** begin DATA SECTION **
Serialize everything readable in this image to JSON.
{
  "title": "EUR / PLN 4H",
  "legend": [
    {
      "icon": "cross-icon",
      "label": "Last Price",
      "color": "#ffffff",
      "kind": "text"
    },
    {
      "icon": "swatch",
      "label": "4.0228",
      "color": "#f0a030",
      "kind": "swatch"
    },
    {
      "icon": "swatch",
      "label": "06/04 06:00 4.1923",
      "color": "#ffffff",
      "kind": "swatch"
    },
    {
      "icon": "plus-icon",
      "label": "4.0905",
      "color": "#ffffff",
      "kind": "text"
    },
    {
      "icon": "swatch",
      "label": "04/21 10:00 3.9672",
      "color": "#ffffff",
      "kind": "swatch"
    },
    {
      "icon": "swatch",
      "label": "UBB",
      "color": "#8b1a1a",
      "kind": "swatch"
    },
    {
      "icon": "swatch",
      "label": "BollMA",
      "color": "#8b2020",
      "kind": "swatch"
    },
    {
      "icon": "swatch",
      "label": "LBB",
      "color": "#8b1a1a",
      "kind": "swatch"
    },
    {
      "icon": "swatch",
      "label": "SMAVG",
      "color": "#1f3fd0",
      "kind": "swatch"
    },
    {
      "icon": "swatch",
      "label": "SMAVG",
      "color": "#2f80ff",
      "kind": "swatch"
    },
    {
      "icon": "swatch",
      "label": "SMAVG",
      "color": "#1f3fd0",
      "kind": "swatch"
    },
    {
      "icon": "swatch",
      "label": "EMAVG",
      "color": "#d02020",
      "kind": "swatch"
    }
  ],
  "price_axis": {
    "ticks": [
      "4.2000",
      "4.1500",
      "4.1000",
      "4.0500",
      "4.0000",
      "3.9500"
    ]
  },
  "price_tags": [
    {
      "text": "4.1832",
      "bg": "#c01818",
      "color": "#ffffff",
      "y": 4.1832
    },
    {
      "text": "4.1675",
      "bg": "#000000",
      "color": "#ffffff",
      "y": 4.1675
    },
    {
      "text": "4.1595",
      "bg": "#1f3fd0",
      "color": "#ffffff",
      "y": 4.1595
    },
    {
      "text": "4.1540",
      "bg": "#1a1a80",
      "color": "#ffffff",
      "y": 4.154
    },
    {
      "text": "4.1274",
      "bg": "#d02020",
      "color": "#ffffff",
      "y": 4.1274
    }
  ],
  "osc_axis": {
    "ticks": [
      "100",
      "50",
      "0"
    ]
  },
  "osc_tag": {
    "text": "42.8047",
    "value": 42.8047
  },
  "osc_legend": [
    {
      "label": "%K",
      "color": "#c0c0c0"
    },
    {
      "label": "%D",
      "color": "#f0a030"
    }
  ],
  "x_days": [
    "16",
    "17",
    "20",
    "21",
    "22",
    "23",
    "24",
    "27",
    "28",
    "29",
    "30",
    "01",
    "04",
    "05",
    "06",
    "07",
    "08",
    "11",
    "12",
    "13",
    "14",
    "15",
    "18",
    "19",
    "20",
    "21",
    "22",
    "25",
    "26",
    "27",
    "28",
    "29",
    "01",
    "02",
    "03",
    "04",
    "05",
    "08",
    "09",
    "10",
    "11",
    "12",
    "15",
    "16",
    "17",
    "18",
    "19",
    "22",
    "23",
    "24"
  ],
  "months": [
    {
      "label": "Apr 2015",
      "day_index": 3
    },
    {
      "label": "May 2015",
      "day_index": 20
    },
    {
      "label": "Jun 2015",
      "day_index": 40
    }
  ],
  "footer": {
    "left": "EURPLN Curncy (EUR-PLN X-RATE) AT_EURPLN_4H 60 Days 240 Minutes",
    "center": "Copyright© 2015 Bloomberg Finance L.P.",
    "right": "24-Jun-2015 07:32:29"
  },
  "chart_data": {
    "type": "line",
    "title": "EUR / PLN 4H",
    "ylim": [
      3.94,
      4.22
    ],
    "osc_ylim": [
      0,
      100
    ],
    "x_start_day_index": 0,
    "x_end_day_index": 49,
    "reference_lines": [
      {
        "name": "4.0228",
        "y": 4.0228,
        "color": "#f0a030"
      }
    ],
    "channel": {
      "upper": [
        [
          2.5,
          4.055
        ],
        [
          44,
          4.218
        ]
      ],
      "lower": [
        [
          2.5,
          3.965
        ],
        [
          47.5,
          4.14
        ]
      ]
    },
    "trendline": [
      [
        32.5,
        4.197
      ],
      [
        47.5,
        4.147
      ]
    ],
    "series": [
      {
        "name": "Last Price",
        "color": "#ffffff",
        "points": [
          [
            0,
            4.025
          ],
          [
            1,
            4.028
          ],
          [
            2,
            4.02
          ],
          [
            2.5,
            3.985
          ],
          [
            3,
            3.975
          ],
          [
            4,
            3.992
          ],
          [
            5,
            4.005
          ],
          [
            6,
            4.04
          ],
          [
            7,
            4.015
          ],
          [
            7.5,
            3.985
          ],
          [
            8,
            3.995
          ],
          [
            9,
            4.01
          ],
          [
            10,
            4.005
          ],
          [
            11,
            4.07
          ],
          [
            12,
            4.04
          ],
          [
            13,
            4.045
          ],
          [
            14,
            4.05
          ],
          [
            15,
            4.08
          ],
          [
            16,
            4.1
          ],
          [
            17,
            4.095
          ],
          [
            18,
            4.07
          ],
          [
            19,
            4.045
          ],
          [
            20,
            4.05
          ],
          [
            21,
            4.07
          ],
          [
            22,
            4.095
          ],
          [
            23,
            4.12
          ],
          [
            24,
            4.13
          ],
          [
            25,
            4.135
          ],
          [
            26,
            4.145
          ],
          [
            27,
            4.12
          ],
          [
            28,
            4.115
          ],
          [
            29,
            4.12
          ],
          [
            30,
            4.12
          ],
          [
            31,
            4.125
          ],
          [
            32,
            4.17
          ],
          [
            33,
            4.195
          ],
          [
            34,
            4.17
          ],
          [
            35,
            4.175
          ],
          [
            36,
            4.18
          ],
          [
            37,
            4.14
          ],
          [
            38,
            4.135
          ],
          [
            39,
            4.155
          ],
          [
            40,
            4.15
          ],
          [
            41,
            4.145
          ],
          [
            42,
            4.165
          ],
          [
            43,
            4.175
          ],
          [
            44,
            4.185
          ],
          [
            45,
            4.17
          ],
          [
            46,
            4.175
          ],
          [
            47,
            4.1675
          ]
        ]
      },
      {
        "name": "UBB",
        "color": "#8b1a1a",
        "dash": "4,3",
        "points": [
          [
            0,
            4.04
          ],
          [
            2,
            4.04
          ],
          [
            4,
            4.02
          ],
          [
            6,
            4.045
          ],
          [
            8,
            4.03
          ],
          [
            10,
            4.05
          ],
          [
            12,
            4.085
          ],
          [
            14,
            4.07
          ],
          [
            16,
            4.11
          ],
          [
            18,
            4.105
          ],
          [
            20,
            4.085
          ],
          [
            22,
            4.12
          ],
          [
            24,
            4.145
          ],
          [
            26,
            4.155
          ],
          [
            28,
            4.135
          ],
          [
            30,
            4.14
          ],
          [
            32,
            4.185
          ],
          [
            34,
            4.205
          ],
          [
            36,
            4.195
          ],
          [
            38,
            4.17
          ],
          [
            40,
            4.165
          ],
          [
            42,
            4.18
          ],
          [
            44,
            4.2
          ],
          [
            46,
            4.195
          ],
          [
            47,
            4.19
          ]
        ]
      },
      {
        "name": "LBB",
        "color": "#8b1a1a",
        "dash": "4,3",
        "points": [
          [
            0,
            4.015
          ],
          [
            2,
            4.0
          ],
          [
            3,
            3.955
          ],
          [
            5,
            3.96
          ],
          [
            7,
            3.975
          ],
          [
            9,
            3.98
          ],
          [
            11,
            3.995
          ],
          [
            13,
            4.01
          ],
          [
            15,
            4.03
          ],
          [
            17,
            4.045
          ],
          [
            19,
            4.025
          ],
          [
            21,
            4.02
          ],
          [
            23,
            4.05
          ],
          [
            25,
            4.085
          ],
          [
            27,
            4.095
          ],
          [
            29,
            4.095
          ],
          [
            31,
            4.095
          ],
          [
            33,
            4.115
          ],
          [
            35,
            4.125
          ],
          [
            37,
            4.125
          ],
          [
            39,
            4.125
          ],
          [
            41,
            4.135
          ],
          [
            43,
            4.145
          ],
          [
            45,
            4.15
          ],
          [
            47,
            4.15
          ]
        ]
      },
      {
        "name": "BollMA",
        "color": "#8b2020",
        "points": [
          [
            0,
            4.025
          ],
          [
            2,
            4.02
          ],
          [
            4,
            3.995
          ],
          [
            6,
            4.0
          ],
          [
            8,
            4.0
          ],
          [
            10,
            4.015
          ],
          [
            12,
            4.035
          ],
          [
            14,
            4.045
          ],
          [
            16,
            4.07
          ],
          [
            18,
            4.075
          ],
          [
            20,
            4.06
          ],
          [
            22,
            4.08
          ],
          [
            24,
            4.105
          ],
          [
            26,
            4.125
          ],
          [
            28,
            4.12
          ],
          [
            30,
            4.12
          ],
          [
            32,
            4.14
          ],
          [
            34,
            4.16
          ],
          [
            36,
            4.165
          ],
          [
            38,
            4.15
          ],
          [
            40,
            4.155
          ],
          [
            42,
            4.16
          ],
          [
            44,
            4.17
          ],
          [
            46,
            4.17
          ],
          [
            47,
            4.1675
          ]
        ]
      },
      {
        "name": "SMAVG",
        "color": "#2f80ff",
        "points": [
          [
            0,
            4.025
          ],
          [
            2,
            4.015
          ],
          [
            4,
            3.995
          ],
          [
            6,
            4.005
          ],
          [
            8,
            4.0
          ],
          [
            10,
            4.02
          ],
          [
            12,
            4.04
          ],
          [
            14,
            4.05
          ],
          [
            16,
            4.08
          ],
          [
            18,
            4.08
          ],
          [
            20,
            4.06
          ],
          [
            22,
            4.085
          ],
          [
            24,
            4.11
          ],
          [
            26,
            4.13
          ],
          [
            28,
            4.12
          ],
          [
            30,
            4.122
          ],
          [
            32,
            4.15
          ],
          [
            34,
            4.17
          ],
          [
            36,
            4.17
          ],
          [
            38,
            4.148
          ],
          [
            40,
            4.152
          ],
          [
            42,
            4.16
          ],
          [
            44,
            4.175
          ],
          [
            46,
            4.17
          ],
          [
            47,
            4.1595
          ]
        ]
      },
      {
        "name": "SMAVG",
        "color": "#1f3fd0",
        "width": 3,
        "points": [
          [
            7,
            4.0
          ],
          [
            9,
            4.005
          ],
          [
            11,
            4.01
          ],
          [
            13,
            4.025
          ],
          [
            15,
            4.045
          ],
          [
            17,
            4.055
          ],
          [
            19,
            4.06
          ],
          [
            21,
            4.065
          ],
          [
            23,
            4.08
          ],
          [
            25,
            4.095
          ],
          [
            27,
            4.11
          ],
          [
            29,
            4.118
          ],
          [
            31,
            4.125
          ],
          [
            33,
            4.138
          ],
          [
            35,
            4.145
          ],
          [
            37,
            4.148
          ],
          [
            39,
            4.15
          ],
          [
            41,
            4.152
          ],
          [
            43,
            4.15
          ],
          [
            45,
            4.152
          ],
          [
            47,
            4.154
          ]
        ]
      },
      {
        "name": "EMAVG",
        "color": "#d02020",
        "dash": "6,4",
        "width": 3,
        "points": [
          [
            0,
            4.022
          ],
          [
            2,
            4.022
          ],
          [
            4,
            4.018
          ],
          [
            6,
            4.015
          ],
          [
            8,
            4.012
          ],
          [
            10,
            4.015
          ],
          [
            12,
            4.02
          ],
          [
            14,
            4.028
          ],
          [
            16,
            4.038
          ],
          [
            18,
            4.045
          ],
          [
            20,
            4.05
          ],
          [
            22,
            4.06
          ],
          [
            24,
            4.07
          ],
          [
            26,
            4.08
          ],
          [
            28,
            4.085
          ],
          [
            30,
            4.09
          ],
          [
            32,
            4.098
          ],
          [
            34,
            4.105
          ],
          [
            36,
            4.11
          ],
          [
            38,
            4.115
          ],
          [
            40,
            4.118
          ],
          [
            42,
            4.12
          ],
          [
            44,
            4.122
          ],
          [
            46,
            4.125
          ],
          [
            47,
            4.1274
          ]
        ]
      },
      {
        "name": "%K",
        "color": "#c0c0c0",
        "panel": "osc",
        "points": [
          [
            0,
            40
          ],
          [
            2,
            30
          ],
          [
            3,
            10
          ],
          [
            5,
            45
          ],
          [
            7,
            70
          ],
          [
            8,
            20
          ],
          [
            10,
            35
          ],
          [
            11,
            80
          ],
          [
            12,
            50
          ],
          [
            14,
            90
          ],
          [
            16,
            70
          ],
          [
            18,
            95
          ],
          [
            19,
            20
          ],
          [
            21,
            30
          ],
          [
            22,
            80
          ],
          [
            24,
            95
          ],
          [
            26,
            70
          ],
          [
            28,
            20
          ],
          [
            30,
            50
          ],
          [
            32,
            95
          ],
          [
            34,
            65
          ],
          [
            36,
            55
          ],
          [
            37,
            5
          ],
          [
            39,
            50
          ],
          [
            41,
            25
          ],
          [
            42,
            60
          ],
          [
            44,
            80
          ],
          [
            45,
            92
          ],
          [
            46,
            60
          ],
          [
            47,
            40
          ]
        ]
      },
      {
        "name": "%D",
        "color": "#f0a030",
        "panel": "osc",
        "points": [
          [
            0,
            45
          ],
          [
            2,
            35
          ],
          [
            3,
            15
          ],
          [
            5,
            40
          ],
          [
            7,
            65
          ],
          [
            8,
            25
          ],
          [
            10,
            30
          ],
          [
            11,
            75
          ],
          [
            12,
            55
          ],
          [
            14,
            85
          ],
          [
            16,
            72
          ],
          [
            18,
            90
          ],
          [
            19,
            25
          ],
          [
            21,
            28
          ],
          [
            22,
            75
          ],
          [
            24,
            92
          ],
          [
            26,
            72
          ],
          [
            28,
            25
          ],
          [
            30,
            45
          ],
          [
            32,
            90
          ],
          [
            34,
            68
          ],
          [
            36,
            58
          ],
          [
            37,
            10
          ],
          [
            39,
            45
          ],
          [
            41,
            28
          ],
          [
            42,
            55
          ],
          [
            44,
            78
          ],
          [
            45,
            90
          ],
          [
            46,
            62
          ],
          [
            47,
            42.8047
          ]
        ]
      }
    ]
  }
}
** end DATA SECTION **
■ WHAT THE TASK ASKS: Pick out and copy the lines of the entries that hold the string "text".

■ TASK SOLUTION:
      "kind": "text"
      "kind": "text"
      "text": "4.1832",
      "text": "4.1675",
      "text": "4.1595",
      "text": "4.1540",
      "text": "4.1274",
    "text": "42.8047",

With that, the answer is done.